_GIVEN EXERCISE_:
All lines in which the word "HDMI" occurs are to be extracted.

_SUPPLIED RECORDS_:
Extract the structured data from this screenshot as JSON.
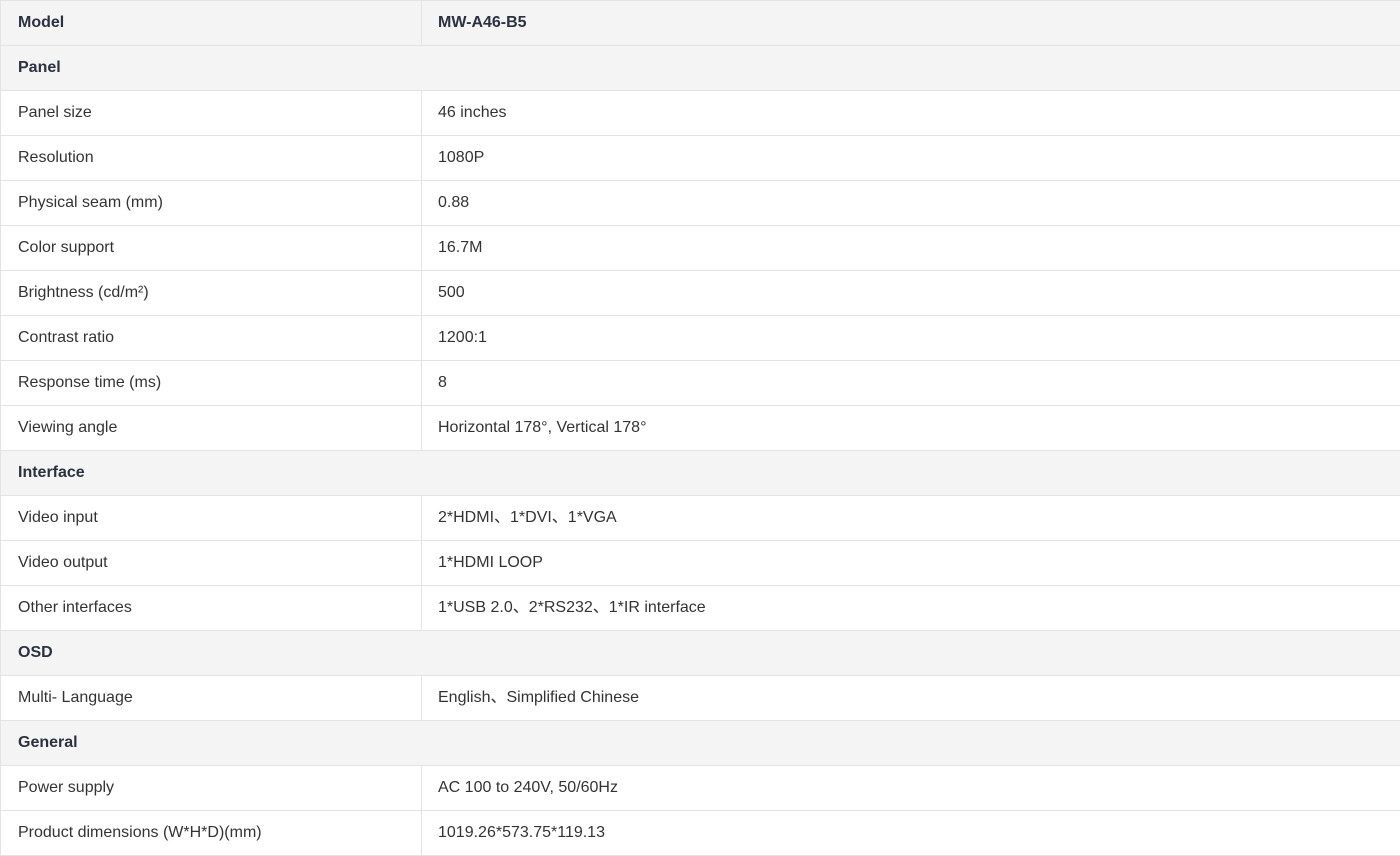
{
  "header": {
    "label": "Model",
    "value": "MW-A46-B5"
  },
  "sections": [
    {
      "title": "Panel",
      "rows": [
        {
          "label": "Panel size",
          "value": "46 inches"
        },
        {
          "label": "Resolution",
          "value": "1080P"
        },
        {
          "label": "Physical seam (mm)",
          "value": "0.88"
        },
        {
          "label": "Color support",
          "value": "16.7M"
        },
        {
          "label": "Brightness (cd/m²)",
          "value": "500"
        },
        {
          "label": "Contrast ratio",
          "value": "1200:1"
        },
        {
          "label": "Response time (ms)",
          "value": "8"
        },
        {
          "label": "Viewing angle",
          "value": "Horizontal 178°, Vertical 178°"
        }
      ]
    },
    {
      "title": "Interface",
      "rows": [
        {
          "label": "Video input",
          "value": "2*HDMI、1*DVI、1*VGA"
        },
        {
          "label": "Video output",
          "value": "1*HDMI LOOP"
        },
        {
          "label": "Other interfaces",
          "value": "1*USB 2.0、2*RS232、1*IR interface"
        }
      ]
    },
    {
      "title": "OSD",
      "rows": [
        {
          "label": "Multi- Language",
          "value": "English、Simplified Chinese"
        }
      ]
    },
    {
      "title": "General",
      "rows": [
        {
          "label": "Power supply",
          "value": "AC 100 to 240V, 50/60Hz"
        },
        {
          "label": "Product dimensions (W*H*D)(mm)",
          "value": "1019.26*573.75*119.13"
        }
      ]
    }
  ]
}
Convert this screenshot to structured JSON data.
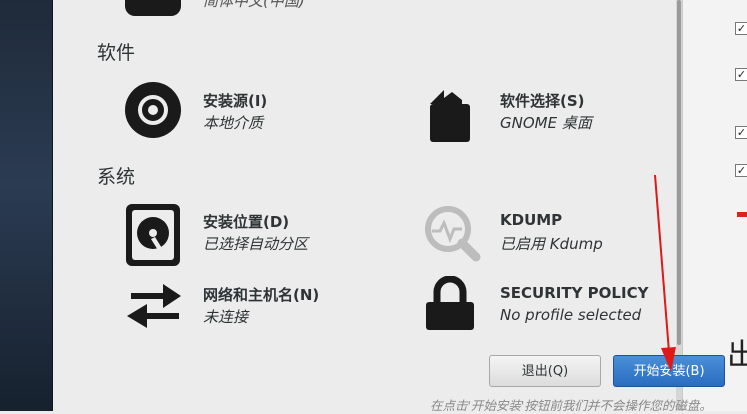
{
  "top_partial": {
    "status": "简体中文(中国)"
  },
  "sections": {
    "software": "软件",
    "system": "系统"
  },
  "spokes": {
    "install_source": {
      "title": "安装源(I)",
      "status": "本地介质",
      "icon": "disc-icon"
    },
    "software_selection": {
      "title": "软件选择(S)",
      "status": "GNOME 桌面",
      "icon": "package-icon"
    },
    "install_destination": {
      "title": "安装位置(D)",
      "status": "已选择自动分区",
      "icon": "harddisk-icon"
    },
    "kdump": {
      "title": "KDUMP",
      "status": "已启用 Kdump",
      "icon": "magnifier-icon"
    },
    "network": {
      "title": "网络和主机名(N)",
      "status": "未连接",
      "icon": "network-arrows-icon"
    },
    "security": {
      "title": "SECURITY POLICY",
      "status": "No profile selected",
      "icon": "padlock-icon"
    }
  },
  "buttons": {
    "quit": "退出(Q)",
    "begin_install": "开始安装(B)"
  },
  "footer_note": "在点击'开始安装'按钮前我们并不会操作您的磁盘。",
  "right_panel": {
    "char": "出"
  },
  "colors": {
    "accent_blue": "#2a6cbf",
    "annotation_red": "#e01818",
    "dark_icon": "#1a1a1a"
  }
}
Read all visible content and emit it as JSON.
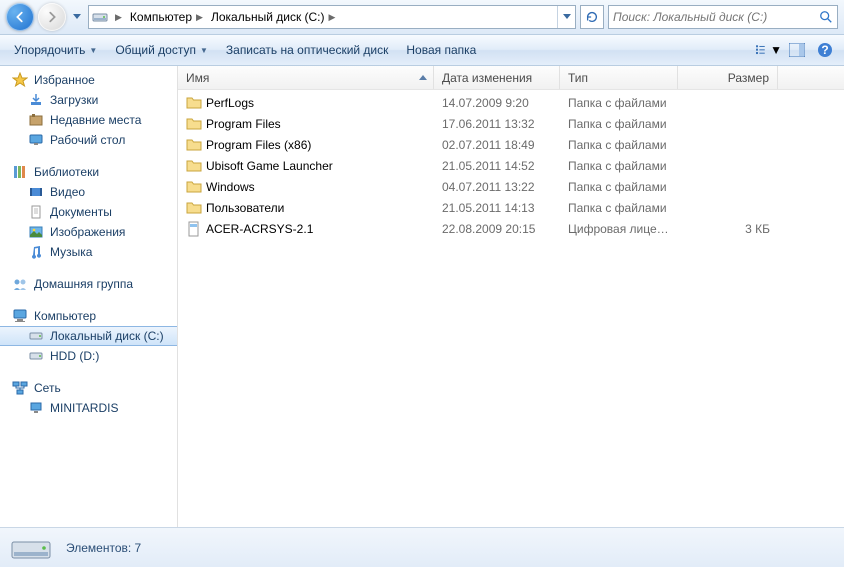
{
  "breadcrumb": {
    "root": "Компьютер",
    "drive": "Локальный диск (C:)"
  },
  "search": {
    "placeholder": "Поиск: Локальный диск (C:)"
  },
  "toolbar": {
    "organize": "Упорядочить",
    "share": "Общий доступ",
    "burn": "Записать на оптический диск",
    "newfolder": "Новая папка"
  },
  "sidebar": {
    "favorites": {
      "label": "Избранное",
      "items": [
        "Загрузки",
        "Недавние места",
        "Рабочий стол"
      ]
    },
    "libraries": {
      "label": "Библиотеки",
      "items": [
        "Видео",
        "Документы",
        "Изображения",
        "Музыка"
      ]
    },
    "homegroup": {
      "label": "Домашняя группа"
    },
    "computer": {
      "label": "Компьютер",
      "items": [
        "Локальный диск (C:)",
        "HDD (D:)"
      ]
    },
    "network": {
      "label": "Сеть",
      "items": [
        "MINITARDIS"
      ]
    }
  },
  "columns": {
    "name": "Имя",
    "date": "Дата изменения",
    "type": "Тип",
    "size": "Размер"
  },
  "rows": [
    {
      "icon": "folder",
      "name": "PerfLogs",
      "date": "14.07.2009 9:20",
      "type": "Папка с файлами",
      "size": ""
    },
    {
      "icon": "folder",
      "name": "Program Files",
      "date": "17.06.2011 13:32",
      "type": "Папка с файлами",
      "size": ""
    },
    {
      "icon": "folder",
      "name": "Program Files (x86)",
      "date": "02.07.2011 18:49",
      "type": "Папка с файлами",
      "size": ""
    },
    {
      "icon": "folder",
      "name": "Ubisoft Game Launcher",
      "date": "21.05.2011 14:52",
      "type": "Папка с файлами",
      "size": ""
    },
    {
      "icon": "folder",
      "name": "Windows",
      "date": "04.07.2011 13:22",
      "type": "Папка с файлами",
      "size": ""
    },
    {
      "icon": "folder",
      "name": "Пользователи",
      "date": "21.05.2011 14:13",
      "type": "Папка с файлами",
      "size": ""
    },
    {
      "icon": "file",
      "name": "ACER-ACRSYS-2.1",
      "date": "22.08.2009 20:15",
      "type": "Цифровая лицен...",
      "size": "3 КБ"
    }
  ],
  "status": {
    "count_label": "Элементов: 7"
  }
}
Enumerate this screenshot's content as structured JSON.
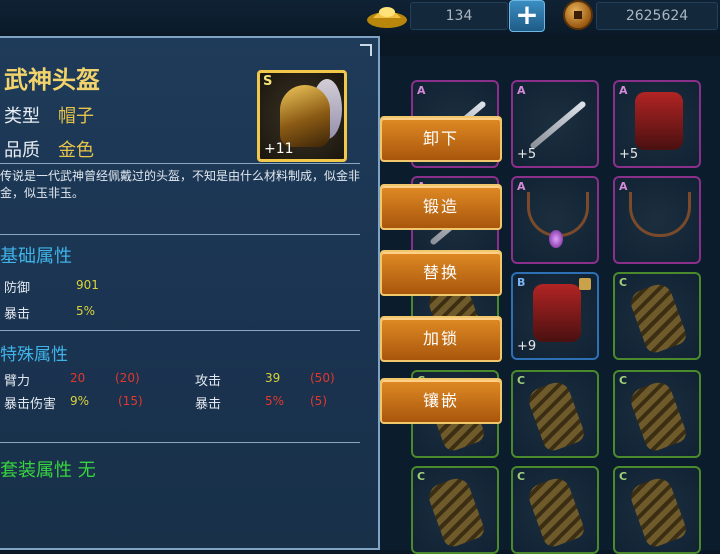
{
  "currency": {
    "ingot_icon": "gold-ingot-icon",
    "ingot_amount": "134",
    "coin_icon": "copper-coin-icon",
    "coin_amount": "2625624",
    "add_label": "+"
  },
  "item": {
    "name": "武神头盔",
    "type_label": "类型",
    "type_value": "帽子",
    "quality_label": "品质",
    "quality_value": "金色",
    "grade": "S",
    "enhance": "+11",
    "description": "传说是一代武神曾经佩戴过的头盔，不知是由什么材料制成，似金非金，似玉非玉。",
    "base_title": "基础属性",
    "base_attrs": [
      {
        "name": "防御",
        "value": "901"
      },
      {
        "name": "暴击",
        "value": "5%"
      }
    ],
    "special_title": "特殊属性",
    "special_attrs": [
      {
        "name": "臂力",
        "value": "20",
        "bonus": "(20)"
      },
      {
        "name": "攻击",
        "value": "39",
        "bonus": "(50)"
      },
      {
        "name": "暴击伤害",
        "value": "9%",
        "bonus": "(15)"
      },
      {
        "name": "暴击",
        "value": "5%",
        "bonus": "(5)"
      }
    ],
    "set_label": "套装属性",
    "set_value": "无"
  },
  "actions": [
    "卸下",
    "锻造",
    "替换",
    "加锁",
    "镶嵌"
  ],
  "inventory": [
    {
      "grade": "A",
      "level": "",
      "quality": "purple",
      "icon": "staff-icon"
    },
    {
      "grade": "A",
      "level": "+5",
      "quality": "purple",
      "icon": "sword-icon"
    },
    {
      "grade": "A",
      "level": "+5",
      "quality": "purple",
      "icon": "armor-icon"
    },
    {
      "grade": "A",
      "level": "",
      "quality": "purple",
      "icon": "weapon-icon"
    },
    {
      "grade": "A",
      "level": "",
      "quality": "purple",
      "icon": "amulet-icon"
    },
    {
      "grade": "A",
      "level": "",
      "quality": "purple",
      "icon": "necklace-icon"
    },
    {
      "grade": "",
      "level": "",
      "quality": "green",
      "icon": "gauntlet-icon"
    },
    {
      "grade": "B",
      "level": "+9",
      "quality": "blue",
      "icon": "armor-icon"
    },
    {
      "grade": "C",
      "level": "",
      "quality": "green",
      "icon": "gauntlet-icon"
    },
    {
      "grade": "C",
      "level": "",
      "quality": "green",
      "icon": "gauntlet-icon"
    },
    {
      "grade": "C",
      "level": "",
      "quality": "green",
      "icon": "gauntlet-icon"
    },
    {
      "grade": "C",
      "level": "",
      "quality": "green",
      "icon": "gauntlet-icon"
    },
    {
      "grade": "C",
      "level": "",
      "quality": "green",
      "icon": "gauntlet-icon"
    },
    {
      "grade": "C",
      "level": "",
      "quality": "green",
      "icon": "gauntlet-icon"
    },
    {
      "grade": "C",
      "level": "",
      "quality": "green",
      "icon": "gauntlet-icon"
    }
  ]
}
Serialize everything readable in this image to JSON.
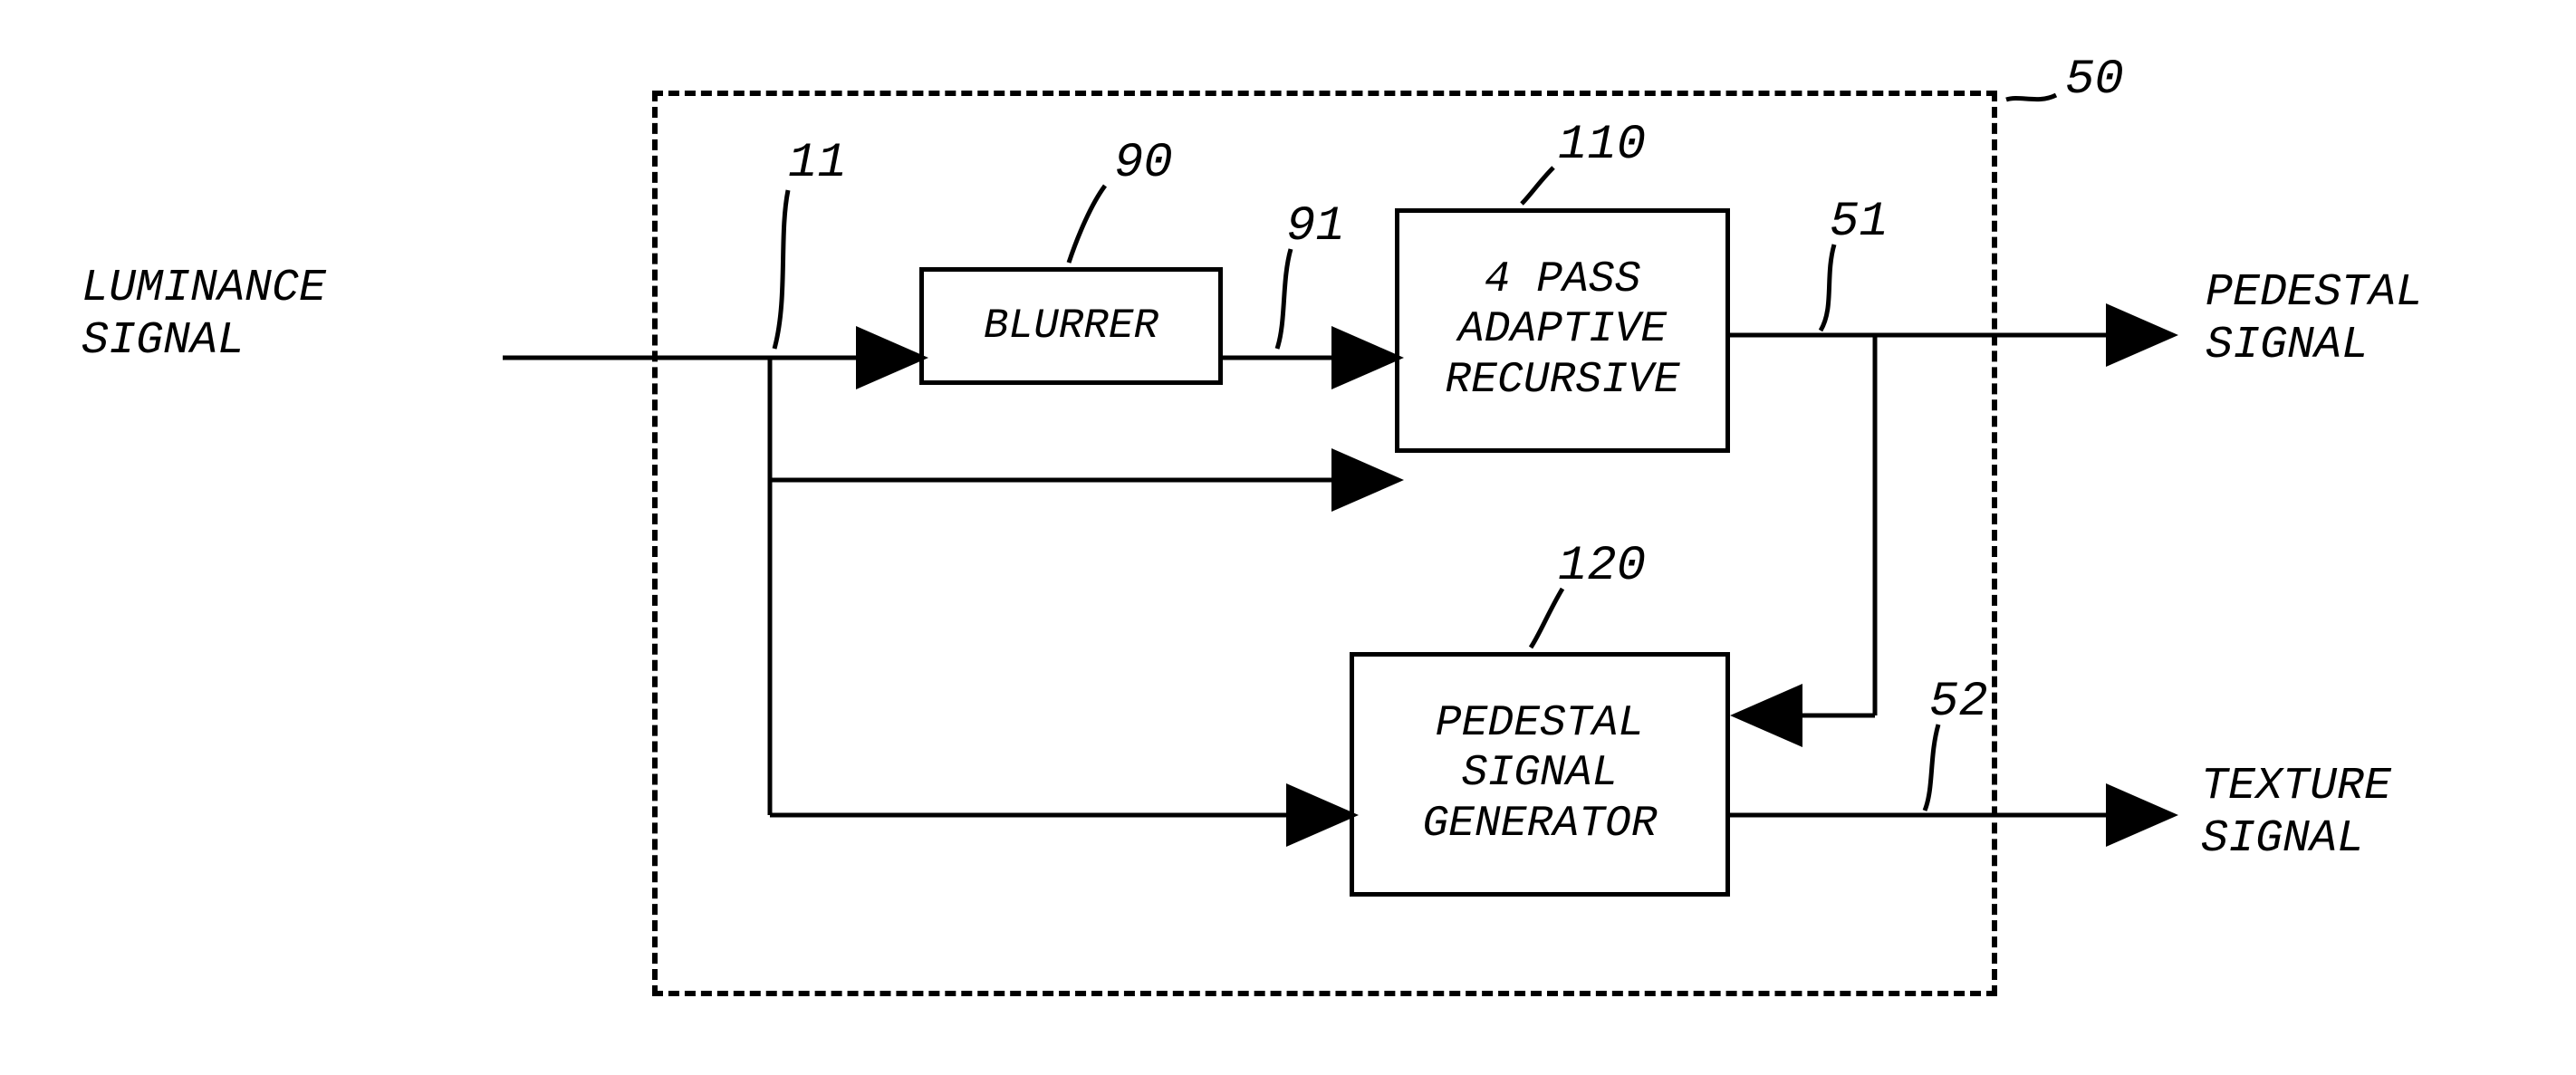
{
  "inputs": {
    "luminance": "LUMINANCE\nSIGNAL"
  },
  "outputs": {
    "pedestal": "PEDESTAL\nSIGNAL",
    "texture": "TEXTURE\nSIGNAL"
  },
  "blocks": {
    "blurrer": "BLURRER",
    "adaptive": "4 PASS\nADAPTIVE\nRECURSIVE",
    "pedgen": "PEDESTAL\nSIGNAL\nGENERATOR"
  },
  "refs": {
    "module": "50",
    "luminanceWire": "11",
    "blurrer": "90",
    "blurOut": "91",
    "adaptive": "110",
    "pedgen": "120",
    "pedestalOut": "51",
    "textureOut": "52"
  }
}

_EXPECTED OUTPUT_:
          "value": "2*HDMI、1*DVI、1*VGA"
          "value": "1*HDMI LOOP"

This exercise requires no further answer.